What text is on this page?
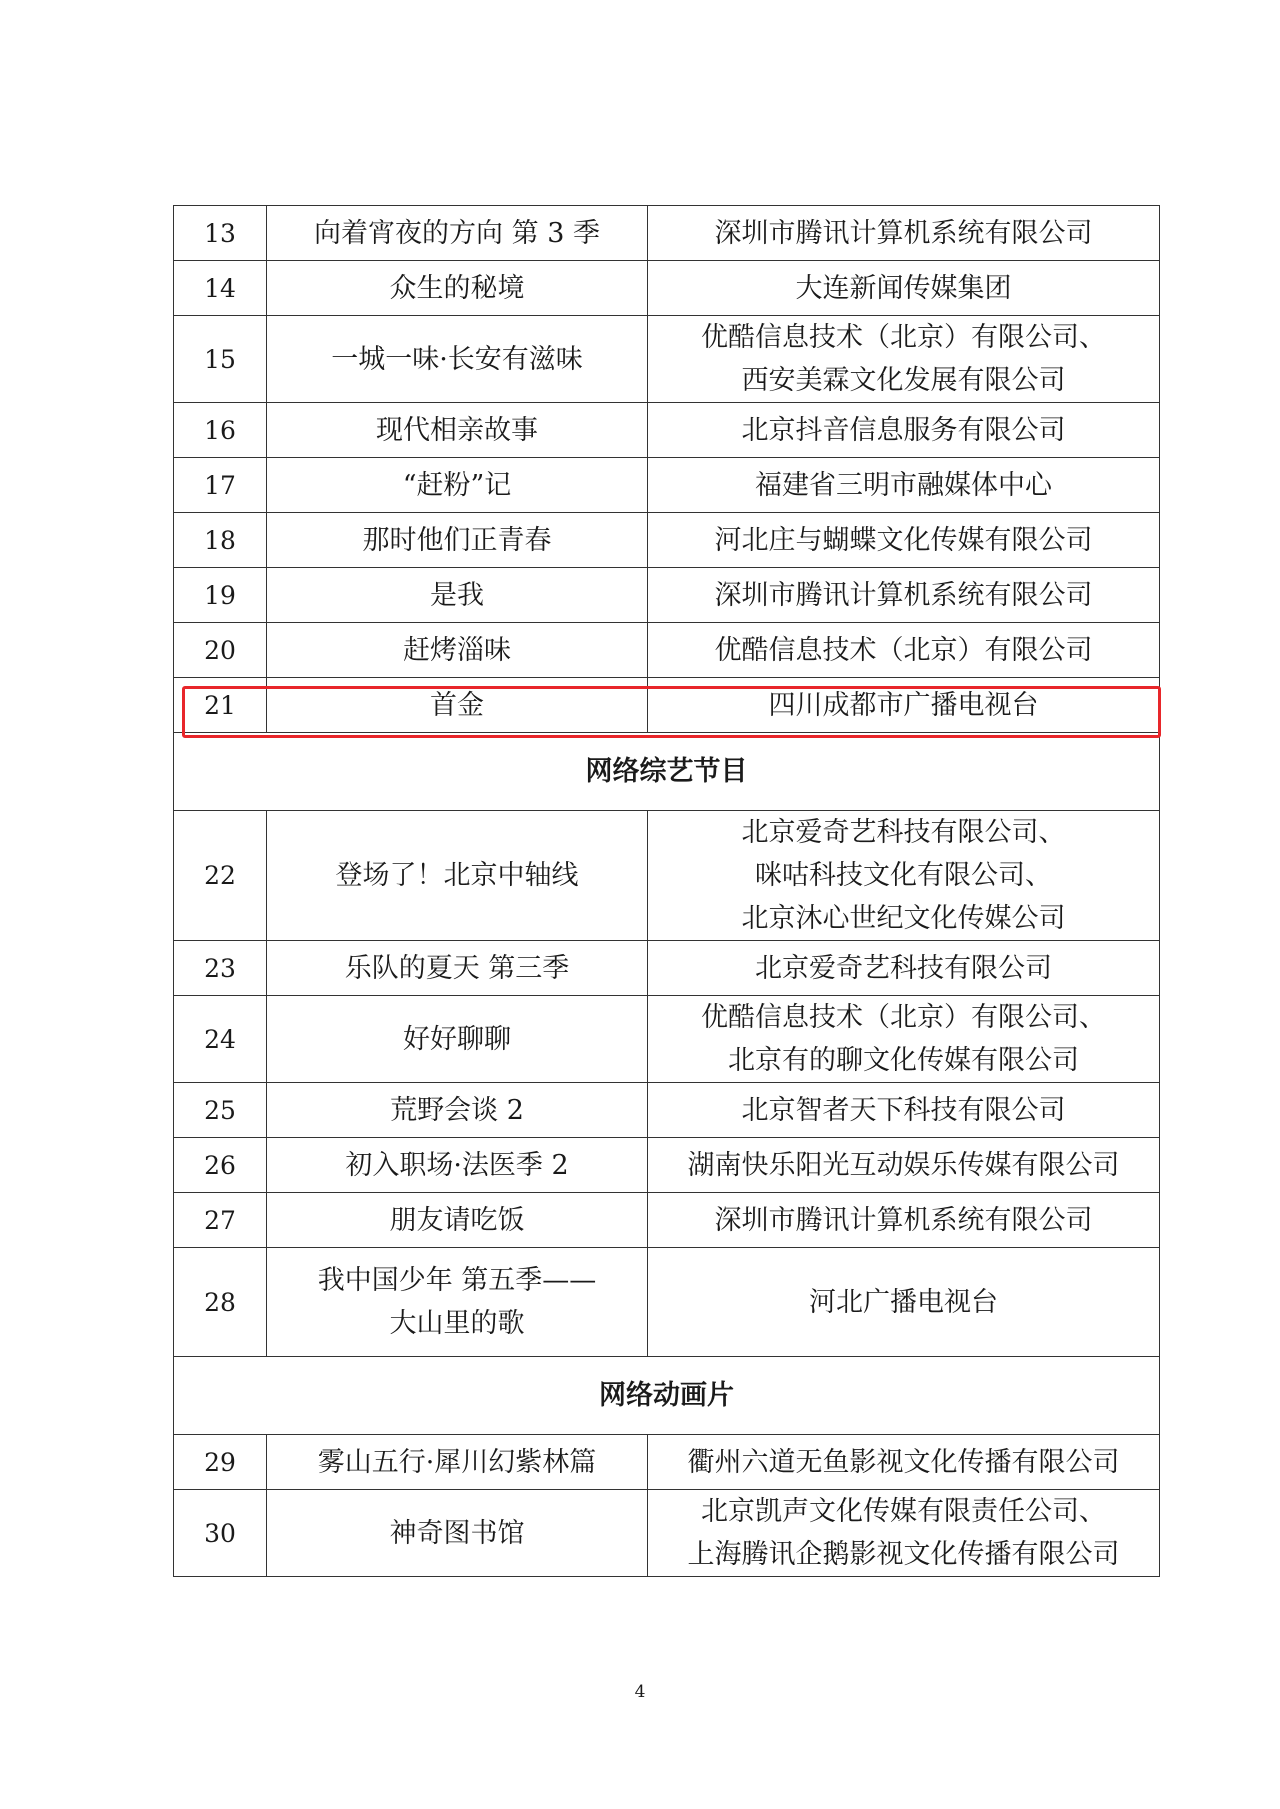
13	向着宵夜的方向 第 3 季	深圳市腾讯计算机系统有限公司

14	众生的秘境	大连新闻传媒集团

15	一城一味·长安有滋味	优酷信息技术（北京）有限公司、
西安美霖文化发展有限公司

16	现代相亲故事	北京抖音信息服务有限公司

17	“赶粉”记	福建省三明市融媒体中心

18	那时他们正青春	河北庄与蝴蝶文化传媒有限公司

19	是我	深圳市腾讯计算机系统有限公司

20	赶烤淄味	优酷信息技术（北京）有限公司

21	首金	四川成都市广播电视台

网络综艺节目		
22	登场了！北京中轴线	北京爱奇艺科技有限公司、
咪咕科技文化有限公司、
北京沐心世纪文化传媒公司

23	乐队的夏天 第三季	北京爱奇艺科技有限公司

24	好好聊聊	优酷信息技术（北京）有限公司、
北京有的聊文化传媒有限公司

25	荒野会谈 2	北京智者天下科技有限公司

26	初入职场·法医季 2	湖南快乐阳光互动娱乐传媒有限公司

27	朋友请吃饭	深圳市腾讯计算机系统有限公司

28	我中国少年 第五季——
大山里的歌	河北广播电视台

网络动画片		
29	雾山五行·犀川幻紫林篇	衢州六道无鱼影视文化传播有限公司

30	神奇图书馆	北京凯声文化传媒有限责任公司、
上海腾讯企鹅影视文化传播有限公司
4
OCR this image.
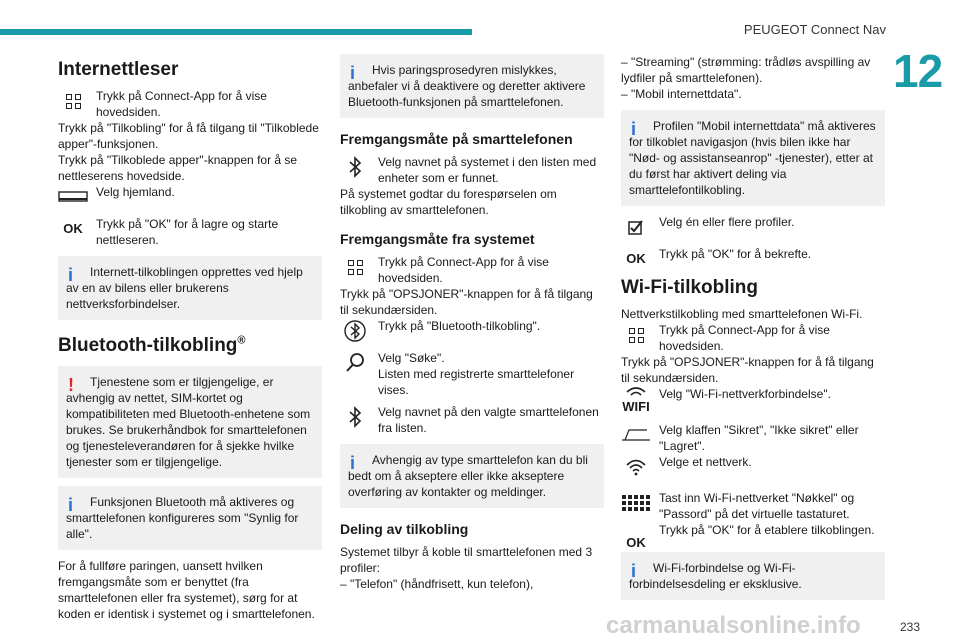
PEUGEOT Connect Nav
12
Internettleser
Trykk på Connect-App for å vise hovedsiden.

Trykk på "Tilkobling" for å få tilgang til "Tilkoblede apper"-funksjonen.

Trykk på "Tilkoblede apper"-knappen for å se nettleserens hovedside.

Velg hjemland.
OK Trykk på "OK" for å lagre og starte nettleseren.
i	Internett-tilkoblingen opprettes ved hjelp av en av bilens eller brukerens nettverksforbindelser.
Bluetooth-tilkobling®
!	Tjenestene som er tilgjengelige, er avhengig av nettet, SIM-kortet og kompatibiliteten med Bluetooth-enhetene som brukes. Se brukerhåndbok for smarttelefonen og tjenesteleverandøren for å sjekke hvilke tjenester som er tilgjengelige.
i	Funksjonen Bluetooth må aktiveres og smarttelefonen konfigureres som "Synlig for alle".

For å fullføre paringen, uansett hvilken fremgangsmåte som er benyttet (fra smarttelefonen eller fra systemet), sørg for at koden er identisk i systemet og i smarttelefonen.

i	Hvis paringsprosedyren mislykkes, anbefaler vi å deaktivere og deretter aktivere Bluetooth-funksjonen på smarttelefonen.
Fremgangsmåte på smarttelefonen
Velg navnet på systemet i den listen med enheter som er funnet.

På systemet godtar du forespørselen om tilkobling av smarttelefonen.

Fremgangsmåte fra systemet
Trykk på Connect-App for å vise hovedsiden.

Trykk på "OPSJONER"-knappen for å få tilgang til sekundærsiden.

Trykk på "Bluetooth-tilkobling".
Velg "Søke".
Listen med registrerte smarttelefoner vises.
Velg navnet på den valgte smarttelefonen fra listen.
i	Avhengig av type smarttelefon kan du bli bedt om å akseptere eller ikke akseptere overføring av kontakter og meldinger.
Deling av tilkobling

Systemet tilbyr å koble til smarttelefonen med 3 profiler:

– "Telefon" (håndfrisett, kun telefon),

– "Streaming" (strømming: trådløs avspilling av lydfiler på smarttelefonen).

– "Mobil internettdata".

i	Profilen "Mobil internettdata" må aktiveres for tilkoblet navigasjon (hvis bilen ikke har "Nød- og assistanseanrop" -tjenester), etter at du først har aktivert deling via smarttelefontilkobling.
Velg én eller flere profiler.
OK Trykk på "OK" for å bekrefte.
Wi-Fi-tilkobling

Nettverkstilkobling med smarttelefonen Wi-Fi.

Trykk på Connect-App for å vise hovedsiden.

Trykk på "OPSJONER"-knappen for å få tilgang til sekundærsiden.

WIFI
Velg "Wi-Fi-nettverkforbindelse".
Velg klaffen "Sikret", "Ikke sikret" eller "Lagret".
Velge et nettverk.
Tast inn Wi-Fi-nettverket "Nøkkel" og "Passord" på det virtuelle tastaturet.
OK
Trykk på "OK" for å etablere tilkoblingen.
i	Wi-Fi-forbindelse og Wi-Fi-forbindelsesdeling er eksklusive.
carmanualsonline.info	233
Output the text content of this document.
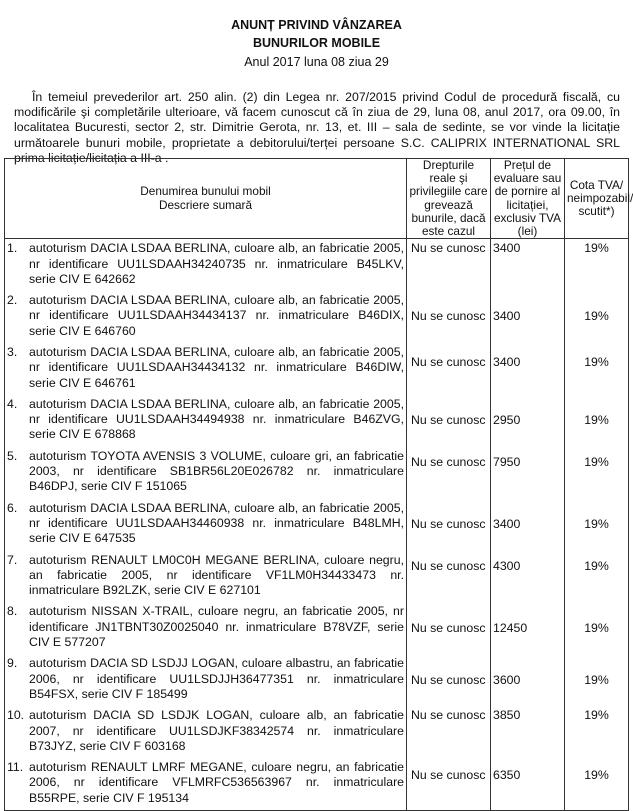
ANUNȚ PRIVIND VÂNZAREA
BUNURILOR MOBILE
Anul 2017 luna 08 ziua 29
În temeiul prevederilor art. 250 alin. (2) din Legea nr. 207/2015 privind Codul de procedură fiscală, cu modificările şi completările ulterioare, vă facem cunoscut că în ziua de 29, luna 08, anul 2017, ora 09.00, în localitatea Bucuresti, sector 2, str. Dimitrie Gerota, nr. 13, et. III – sala de sedinte, se vor vinde la licitație următoarele bunuri mobile, proprietate a debitorului/terței persoane S.C. CALIPRIX INTERNATIONAL SRL prima licitație/licitația a III-a .
Denumirea bunului mobil
Descriere sumară	Drepturile reale şi privilegiile care grevează bunurile, dacă este cazul	Prețul de evaluare sau de pornire al licitației, exclusiv TVA (lei)	Cota TVA/ neimpozabil/ scutit*)

1. autoturism DACIA LSDAA BERLINA, culoare alb, an fabricatie 2005, nr identificare UU1LSDAAH34240735 nr. inmatriculare B45LKV, serie CIV E 642662	Nu se cunosc	3400	19%

2. autoturism DACIA LSDAA BERLINA, culoare alb, an fabricatie 2005, nr identificare UU1LSDAAH34434137 nr. inmatriculare B46DIX, serie CIV E 646760	Nu se cunosc	3400	19%

3. autoturism DACIA LSDAA BERLINA, culoare alb, an fabricatie 2005, nr identificare UU1LSDAAH34434132 nr. inmatriculare B46DIW, serie CIV E 646761	Nu se cunosc	3400	19%

4. autoturism DACIA LSDAA BERLINA, culoare alb, an fabricatie 2005, nr identificare UU1LSDAAH34494938 nr. inmatriculare B46ZVG, serie CIV E 678868	Nu se cunosc	2950	19%

5. autoturism TOYOTA AVENSIS 3 VOLUME, culoare gri, an fabricatie 2003, nr identificare SB1BR56L20E026782 nr. inmatriculare B46DPJ, serie CIV F 151065	Nu se cunosc	7950	19%

6. autoturism DACIA LSDAA BERLINA, culoare alb, an fabricatie 2005, nr identificare UU1LSDAAH34460938 nr. inmatriculare B48LMH, serie CIV E 647535	Nu se cunosc	3400	19%

7. autoturism RENAULT LM0C0H MEGANE BERLINA, culoare negru, an fabricatie 2005, nr identificare VF1LM0H34433473 nr. inmatriculare B92LZK, serie CIV E 627101	Nu se cunosc	4300	19%

8. autoturism NISSAN X-TRAIL, culoare negru, an fabricatie 2005, nr identificare JN1TBNT30Z0025040 nr. inmatriculare B78VZF, serie CIV E 577207	Nu se cunosc	12450	19%

9. autoturism DACIA SD LSDJJ LOGAN, culoare albastru, an fabricatie 2006, nr identificare UU1LSDJJH36477351 nr. inmatriculare B54FSX, serie CIV F 185499	Nu se cunosc	3600	19%

10. autoturism DACIA SD LSDJK LOGAN, culoare alb, an fabricatie 2007, nr identificare UU1LSDJKF38342574 nr. inmatriculare B73JYZ, serie CIV F 603168	Nu se cunosc	3850	19%

11. autoturism RENAULT LMRF MEGANE, culoare negru, an fabricatie 2006, nr identificare VFLMRFC536563967 nr. inmatriculare B55RPE, serie CIV F 195134	Nu se cunosc	6350	19%
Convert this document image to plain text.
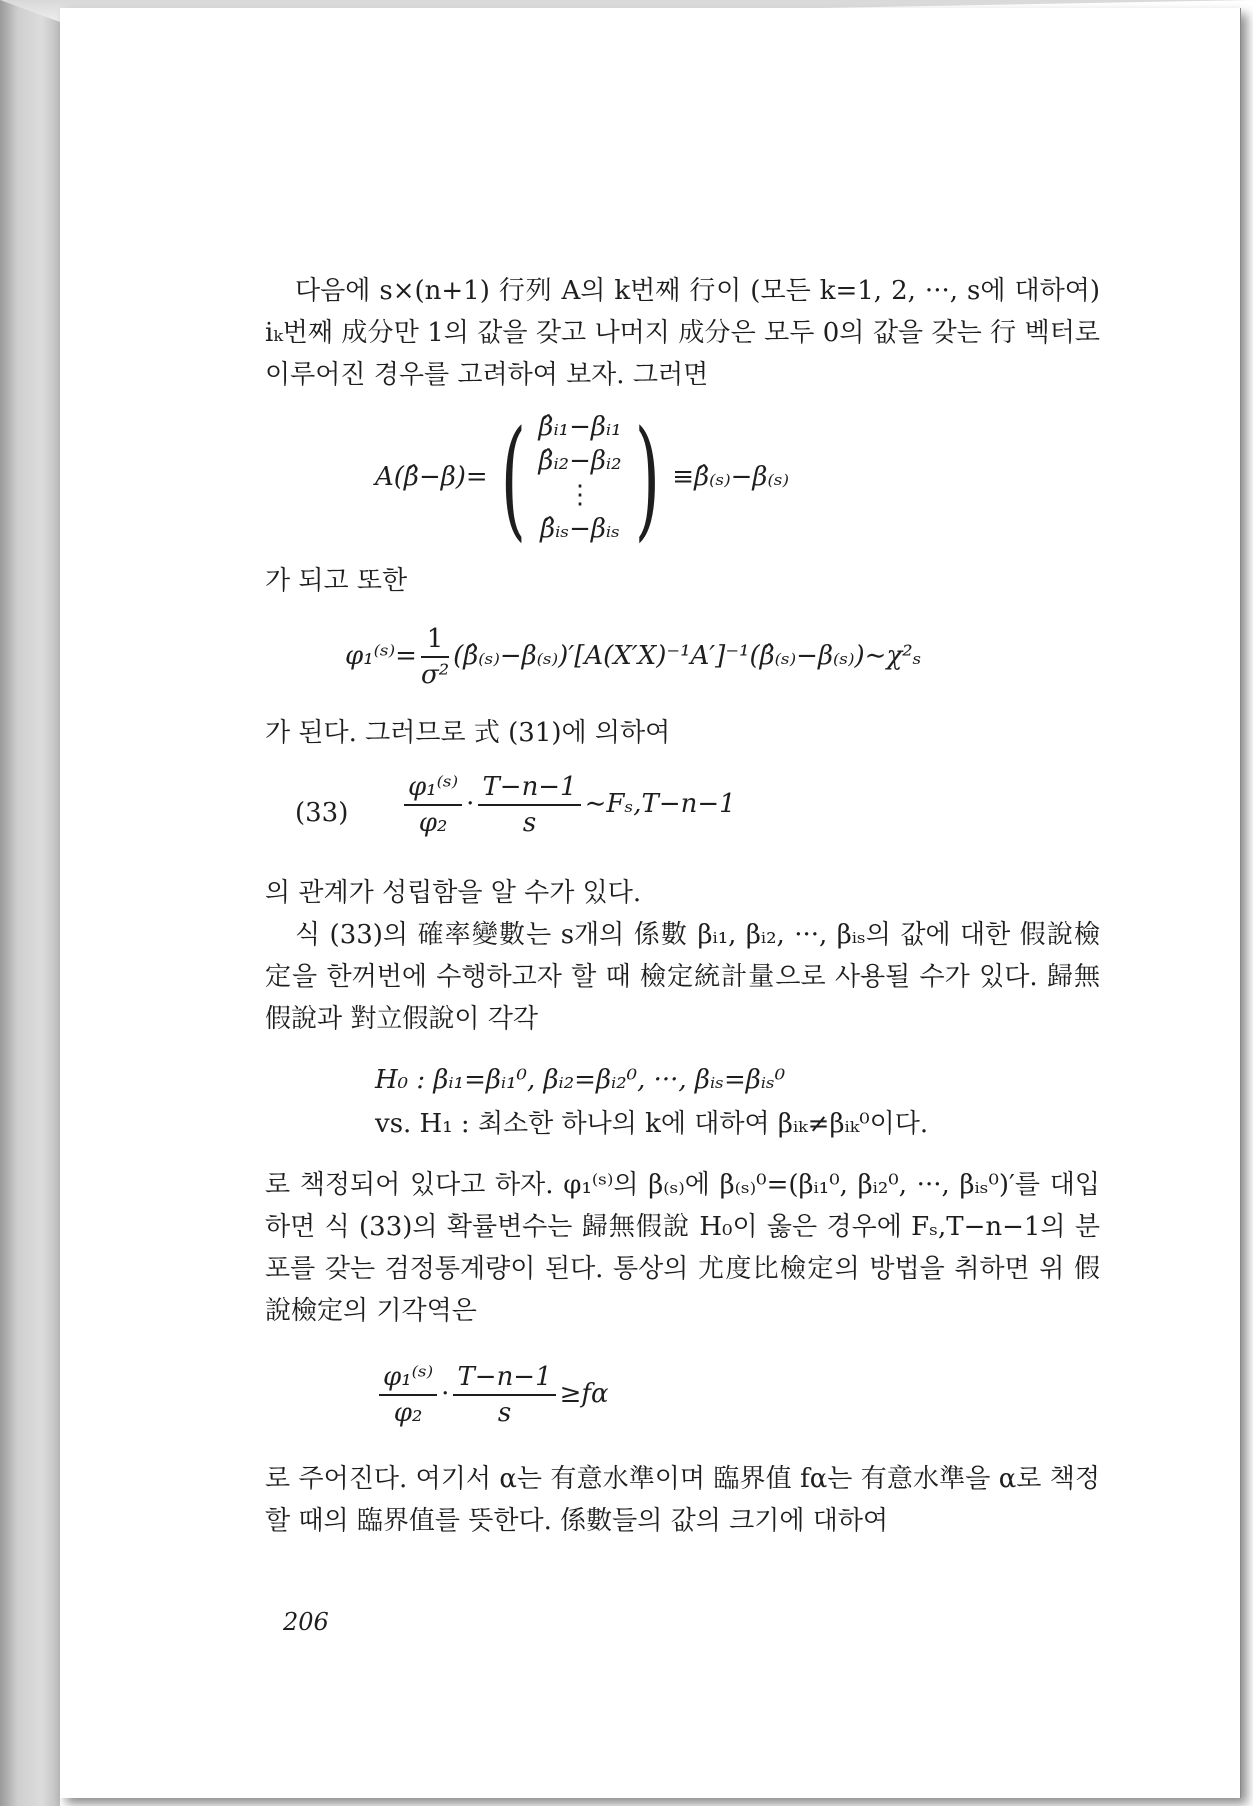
다음에 s×(n+1) 行列 A의 k번째 行이 (모든 k=1, 2, ···, s에 대하여) iₖ번째 成分만 1의 값을 갖고 나머지 成分은 모두 0의 값을 갖는 行 벡터로 이루어진 경우를 고려하여 보자. 그러면

A(β̂−β)= ( β̂ᵢ₁−βᵢ₁
β̂ᵢ₂−βᵢ₂
⋮
β̂ᵢₛ−βᵢₛ ) ≡β̂₍ₛ₎−β₍ₛ₎

가 되고 또한

φ₁⁽ˢ⁾= $\frac{1}{\text{σ²}}$ (β̂₍ₛ₎−β₍ₛ₎)′[A(X′X)⁻¹A′]⁻¹(β̂₍ₛ₎−β₍ₛ₎)∼χ²ₛ

가 된다. 그러므로 式 (31)에 의하여

$(33) \frac{\text{φ₁⁽ˢ⁾}}{\text{φ₂}} \cdot \frac{T-n-1}{s}$ ∼Fₛ,T−n−1

의 관계가 성립함을 알 수가 있다.

식 (33)의 確率變數는 s개의 係數 βᵢ₁, βᵢ₂, ···, βᵢₛ의 값에 대한 假說檢定을 한꺼번에 수행하고자 할 때 檢定統計量으로 사용될 수가 있다. 歸無假說과 對立假說이 각각

H₀ : βᵢ₁=βᵢ₁⁰, βᵢ₂=βᵢ₂⁰, ···, βᵢₛ=βᵢₛ⁰
vs. H₁ : 최소한 하나의 k에 대하여 βᵢₖ≠βᵢₖ⁰이다.

로 책정되어 있다고 하자. φ₁⁽ˢ⁾의 β₍ₛ₎에 β₍ₛ₎⁰=(βᵢ₁⁰, βᵢ₂⁰, ···, βᵢₛ⁰)′를 대입하면 식 (33)의 확률변수는 歸無假說 H₀이 옳은 경우에 Fₛ,T−n−1의 분포를 갖는 검정통계량이 된다. 통상의 尤度比檢定의 방법을 취하면 위 假說檢定의 기각역은

$\frac{\text{φ₁⁽ˢ⁾}}{\text{φ₂}} \cdot \frac{T-n-1}{s} \ge f\alpha$

로 주어진다. 여기서 α는 有意水準이며 臨界值 fα는 有意水準을 α로 책정할 때의 臨界值를 뜻한다. 係數들의 값의 크기에 대하여

206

The exercise: In the records above, find the line with "Convert this document image to plain text." and copy from it through the last line exactly, without the pictures.

In response:
Convert this document image to plain text.
다음에 s×(n+1) 行列 A의 k번째 行이 (모든 k=1, 2, ···, s에 대하여) iₖ번째 成分만 1의 값을 갖고 나머지 成分은 모두 0의 값을 갖는 行 벡터로 이루어진 경우를 고려하여 보자. 그러면

A(β̂−β)= ( β̂ᵢ₁−βᵢ₁
β̂ᵢ₂−βᵢ₂
⋮
β̂ᵢₛ−βᵢₛ ) ≡β̂₍ₛ₎−β₍ₛ₎

가 되고 또한

φ₁⁽ˢ⁾= $\frac{1}{\text{σ²}}$ (β̂₍ₛ₎−β₍ₛ₎)′[A(X′X)⁻¹A′]⁻¹(β̂₍ₛ₎−β₍ₛ₎)∼χ²ₛ

가 된다. 그러므로 式 (31)에 의하여

$(33) \frac{\text{φ₁⁽ˢ⁾}}{\text{φ₂}} \cdot \frac{T-n-1}{s}$ ∼Fₛ,T−n−1

의 관계가 성립함을 알 수가 있다.

식 (33)의 確率變數는 s개의 係數 βᵢ₁, βᵢ₂, ···, βᵢₛ의 값에 대한 假說檢定을 한꺼번에 수행하고자 할 때 檢定統計量으로 사용될 수가 있다. 歸無假說과 對立假說이 각각

H₀ : βᵢ₁=βᵢ₁⁰, βᵢ₂=βᵢ₂⁰, ···, βᵢₛ=βᵢₛ⁰
vs. H₁ : 최소한 하나의 k에 대하여 βᵢₖ≠βᵢₖ⁰이다.

로 책정되어 있다고 하자. φ₁⁽ˢ⁾의 β₍ₛ₎에 β₍ₛ₎⁰=(βᵢ₁⁰, βᵢ₂⁰, ···, βᵢₛ⁰)′를 대입하면 식 (33)의 확률변수는 歸無假說 H₀이 옳은 경우에 Fₛ,T−n−1의 분포를 갖는 검정통계량이 된다. 통상의 尤度比檢定의 방법을 취하면 위 假說檢定의 기각역은

$\frac{\text{φ₁⁽ˢ⁾}}{\text{φ₂}} \cdot \frac{T-n-1}{s} \ge f\alpha$

로 주어진다. 여기서 α는 有意水準이며 臨界值 fα는 有意水準을 α로 책정할 때의 臨界值를 뜻한다. 係數들의 값의 크기에 대하여

206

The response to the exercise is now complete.